▸ **Data shown**

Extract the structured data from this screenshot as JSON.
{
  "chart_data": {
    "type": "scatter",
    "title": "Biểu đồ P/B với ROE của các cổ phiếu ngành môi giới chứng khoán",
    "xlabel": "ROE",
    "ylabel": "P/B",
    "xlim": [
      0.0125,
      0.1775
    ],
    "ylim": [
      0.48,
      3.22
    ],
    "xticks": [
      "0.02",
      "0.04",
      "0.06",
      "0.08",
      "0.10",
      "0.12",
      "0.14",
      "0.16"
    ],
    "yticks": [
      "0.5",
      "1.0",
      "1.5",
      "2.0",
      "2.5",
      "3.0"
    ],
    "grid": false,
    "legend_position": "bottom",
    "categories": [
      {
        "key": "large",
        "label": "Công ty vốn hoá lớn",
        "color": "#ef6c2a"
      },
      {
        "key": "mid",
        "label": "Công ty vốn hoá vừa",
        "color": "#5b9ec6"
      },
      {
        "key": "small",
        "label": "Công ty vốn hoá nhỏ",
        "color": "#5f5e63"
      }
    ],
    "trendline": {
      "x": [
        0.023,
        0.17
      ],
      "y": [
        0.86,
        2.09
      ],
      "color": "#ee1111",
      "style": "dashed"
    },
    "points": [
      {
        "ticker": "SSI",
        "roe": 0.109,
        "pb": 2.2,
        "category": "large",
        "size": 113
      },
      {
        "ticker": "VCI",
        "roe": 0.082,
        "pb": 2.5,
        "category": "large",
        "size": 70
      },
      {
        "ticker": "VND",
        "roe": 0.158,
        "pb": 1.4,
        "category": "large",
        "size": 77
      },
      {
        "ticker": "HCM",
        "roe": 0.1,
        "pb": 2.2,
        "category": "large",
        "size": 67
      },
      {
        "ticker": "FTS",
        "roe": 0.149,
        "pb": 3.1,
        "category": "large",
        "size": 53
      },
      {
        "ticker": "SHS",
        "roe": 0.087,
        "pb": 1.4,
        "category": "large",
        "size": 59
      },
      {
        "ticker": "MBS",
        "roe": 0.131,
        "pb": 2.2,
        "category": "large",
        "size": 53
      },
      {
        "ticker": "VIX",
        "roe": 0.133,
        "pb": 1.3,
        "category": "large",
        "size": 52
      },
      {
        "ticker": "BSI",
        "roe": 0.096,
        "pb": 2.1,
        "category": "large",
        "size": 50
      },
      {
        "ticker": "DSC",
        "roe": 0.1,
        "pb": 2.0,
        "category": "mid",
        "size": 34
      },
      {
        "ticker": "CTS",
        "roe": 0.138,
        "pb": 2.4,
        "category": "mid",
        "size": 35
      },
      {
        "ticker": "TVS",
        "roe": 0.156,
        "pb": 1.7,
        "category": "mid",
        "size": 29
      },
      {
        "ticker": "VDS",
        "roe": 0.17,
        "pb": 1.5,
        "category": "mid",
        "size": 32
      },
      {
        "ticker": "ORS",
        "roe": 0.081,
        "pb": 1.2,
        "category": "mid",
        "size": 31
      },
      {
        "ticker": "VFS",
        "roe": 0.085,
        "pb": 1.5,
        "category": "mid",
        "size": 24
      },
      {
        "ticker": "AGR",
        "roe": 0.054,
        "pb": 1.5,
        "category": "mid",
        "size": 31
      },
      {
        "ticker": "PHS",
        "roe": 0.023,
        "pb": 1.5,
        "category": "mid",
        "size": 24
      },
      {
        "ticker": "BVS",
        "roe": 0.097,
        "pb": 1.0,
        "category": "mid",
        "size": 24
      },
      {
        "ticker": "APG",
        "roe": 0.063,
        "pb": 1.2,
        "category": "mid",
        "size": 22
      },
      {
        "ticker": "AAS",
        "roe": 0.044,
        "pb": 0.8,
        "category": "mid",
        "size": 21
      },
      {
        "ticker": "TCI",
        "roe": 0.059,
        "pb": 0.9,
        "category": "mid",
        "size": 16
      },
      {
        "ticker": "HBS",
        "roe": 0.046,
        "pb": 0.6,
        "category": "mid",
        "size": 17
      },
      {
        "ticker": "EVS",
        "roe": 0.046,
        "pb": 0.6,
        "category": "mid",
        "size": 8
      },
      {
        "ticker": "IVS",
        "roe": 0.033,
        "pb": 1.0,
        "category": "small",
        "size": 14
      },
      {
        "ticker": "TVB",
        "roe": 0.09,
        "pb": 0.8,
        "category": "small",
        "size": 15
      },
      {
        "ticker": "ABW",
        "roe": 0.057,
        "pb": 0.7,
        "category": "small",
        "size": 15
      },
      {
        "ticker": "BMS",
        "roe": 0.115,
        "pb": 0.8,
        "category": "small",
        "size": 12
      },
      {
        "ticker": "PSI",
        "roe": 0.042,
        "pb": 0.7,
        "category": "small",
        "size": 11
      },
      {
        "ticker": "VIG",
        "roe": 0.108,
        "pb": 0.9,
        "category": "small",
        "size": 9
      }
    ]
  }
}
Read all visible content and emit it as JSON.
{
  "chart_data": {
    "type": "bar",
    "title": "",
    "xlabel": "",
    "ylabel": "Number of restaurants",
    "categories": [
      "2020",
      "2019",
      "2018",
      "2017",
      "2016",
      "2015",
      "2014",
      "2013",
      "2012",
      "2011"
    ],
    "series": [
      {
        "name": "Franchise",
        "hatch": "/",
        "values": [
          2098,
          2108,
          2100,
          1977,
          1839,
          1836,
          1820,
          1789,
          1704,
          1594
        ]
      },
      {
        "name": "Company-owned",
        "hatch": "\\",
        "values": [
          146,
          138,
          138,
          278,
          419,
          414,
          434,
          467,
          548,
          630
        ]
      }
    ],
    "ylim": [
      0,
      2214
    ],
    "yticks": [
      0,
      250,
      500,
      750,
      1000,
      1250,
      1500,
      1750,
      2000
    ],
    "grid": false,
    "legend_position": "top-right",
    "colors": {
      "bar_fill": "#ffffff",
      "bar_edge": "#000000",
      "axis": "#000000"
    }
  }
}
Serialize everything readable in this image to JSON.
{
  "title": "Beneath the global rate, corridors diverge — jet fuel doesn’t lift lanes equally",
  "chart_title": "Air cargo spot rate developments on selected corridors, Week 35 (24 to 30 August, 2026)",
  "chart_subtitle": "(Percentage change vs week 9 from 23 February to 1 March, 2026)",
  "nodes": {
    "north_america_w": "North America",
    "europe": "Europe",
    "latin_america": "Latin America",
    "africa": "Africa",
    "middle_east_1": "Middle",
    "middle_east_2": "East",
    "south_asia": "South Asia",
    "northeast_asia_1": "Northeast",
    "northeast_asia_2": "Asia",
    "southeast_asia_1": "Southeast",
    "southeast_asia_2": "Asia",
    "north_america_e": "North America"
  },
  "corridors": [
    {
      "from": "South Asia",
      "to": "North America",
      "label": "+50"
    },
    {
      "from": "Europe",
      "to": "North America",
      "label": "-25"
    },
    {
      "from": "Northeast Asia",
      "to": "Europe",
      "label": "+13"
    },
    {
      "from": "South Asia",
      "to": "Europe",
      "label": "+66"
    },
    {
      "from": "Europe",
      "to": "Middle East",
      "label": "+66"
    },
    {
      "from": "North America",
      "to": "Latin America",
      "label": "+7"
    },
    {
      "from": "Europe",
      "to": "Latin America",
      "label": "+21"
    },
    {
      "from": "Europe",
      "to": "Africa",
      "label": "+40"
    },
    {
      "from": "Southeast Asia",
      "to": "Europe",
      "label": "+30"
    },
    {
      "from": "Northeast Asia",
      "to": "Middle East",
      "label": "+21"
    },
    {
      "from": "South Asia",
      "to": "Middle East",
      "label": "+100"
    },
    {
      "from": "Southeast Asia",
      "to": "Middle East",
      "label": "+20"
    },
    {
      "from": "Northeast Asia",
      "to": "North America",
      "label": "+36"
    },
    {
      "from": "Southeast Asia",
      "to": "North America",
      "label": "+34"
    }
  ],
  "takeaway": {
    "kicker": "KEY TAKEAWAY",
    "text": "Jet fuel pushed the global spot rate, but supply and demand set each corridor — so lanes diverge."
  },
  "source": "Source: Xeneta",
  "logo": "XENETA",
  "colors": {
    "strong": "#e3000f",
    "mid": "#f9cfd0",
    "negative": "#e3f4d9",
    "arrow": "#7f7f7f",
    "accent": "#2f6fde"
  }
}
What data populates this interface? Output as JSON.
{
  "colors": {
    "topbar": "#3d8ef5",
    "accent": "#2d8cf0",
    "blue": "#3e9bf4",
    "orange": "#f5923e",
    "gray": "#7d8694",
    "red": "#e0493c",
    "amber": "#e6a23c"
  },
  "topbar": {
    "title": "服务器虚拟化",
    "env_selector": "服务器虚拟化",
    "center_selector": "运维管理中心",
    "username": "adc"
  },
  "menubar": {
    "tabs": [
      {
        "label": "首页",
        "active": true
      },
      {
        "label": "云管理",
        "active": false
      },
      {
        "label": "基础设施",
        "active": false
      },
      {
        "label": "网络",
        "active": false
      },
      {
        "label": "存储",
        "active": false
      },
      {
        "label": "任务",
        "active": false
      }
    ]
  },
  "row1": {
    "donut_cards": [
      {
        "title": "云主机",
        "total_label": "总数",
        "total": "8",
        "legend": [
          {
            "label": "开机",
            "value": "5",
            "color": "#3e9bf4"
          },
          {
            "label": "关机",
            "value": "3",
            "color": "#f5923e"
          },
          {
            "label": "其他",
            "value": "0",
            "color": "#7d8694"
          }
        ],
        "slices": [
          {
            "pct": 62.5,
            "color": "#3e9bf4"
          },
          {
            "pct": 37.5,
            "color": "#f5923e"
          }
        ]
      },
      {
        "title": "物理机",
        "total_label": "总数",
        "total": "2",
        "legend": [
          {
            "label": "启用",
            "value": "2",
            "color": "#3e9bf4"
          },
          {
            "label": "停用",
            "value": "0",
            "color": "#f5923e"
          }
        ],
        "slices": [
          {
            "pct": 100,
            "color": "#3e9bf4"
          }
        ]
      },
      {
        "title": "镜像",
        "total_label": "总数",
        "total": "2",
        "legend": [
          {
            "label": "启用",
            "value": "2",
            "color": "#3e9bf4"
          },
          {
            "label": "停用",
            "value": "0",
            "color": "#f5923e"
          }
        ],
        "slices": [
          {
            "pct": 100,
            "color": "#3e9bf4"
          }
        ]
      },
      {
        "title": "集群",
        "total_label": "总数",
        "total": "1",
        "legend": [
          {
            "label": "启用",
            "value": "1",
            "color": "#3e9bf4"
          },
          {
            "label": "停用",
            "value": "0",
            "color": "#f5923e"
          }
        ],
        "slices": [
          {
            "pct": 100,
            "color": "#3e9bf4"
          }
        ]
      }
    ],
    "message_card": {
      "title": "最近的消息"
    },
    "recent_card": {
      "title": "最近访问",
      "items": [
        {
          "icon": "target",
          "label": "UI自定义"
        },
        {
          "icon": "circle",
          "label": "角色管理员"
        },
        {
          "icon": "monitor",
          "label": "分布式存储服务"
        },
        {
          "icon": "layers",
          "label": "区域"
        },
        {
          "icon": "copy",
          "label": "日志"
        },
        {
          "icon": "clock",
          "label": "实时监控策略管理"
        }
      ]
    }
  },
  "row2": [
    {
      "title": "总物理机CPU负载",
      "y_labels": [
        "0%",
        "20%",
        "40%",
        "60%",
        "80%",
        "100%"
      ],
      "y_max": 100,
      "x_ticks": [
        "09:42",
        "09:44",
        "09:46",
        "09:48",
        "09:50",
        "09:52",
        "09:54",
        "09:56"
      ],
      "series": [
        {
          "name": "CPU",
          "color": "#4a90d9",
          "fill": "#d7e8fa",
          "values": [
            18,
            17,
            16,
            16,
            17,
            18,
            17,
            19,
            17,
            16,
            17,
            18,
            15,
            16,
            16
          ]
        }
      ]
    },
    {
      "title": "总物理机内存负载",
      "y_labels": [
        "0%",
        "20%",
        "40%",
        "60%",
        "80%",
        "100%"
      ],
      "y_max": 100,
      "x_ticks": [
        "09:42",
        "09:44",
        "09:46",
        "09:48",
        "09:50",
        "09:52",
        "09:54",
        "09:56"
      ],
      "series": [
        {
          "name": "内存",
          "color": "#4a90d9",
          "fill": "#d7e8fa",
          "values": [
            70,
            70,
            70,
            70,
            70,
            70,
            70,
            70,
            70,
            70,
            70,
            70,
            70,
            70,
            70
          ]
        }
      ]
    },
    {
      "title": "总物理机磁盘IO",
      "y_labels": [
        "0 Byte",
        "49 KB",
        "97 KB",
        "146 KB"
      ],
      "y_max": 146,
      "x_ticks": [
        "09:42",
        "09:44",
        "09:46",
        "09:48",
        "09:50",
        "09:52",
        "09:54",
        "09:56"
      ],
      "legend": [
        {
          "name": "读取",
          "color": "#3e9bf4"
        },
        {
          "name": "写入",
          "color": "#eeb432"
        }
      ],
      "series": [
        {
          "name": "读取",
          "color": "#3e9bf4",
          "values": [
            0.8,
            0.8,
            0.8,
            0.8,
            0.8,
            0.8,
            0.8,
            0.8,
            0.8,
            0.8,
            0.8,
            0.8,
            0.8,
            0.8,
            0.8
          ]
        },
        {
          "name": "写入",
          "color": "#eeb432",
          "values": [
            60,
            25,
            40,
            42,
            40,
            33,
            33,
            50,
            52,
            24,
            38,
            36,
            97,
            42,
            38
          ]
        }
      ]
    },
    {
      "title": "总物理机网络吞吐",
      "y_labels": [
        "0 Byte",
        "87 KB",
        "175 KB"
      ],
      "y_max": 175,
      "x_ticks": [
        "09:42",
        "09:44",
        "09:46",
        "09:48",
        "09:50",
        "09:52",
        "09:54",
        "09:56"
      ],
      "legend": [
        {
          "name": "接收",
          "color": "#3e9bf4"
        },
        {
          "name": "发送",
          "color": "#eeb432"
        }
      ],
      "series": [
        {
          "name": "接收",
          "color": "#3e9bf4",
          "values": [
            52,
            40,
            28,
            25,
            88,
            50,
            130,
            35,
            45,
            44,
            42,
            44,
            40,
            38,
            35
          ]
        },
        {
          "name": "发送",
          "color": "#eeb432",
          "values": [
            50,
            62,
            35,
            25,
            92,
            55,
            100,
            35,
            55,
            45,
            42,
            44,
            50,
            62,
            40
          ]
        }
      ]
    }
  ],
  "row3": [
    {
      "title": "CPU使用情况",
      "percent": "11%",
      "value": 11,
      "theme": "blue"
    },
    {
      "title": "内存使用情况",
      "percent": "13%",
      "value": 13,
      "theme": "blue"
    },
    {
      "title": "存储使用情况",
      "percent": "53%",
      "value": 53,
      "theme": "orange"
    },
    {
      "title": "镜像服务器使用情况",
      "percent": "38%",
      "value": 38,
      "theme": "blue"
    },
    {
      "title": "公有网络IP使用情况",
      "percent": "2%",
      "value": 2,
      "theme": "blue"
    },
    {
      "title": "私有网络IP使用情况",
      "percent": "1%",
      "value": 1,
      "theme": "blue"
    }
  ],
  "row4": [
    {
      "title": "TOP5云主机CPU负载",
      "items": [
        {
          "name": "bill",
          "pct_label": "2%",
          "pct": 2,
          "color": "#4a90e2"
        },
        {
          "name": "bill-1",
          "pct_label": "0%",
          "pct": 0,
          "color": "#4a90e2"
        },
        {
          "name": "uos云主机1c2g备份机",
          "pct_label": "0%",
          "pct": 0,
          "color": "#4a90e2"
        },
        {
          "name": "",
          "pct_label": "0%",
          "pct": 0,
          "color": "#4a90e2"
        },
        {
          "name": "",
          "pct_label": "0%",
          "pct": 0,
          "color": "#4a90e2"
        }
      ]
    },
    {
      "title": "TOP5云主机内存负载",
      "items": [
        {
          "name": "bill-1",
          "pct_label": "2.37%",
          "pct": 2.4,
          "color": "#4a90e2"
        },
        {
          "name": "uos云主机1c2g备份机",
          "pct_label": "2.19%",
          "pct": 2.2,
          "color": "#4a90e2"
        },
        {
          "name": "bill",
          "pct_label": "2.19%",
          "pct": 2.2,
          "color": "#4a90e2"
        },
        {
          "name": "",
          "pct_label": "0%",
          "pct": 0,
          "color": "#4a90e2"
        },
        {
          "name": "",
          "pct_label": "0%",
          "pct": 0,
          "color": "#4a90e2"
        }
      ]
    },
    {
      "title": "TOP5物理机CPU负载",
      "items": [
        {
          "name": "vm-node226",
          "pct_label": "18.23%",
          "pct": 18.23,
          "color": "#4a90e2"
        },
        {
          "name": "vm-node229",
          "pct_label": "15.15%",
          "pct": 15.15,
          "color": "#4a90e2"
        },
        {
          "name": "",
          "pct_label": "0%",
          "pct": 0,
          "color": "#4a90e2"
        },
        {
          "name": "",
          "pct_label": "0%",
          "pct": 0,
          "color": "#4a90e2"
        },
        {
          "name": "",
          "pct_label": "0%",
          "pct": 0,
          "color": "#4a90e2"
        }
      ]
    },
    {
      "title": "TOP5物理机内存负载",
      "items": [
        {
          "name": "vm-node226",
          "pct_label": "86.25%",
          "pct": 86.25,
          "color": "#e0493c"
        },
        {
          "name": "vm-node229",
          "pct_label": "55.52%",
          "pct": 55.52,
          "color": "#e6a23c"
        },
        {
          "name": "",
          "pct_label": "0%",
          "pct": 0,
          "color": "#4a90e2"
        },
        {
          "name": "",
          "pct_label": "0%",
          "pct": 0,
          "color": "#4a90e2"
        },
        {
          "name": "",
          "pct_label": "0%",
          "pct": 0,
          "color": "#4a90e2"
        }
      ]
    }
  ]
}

▸ **Directions**
Filter the entries down to the lines containing "rate". Copy each of those lines.

▸ **Response**
  "title": "Beneath the global rate, corridors diverge — jet fuel doesn’t lift lanes equally",
  "chart_title": "Air cargo spot rate developments on selected corridors, Week 35 (24 to 30 August, 2026)",
    "text": "Jet fuel pushed the global spot rate, but supply and demand set each corridor — so lanes diverge."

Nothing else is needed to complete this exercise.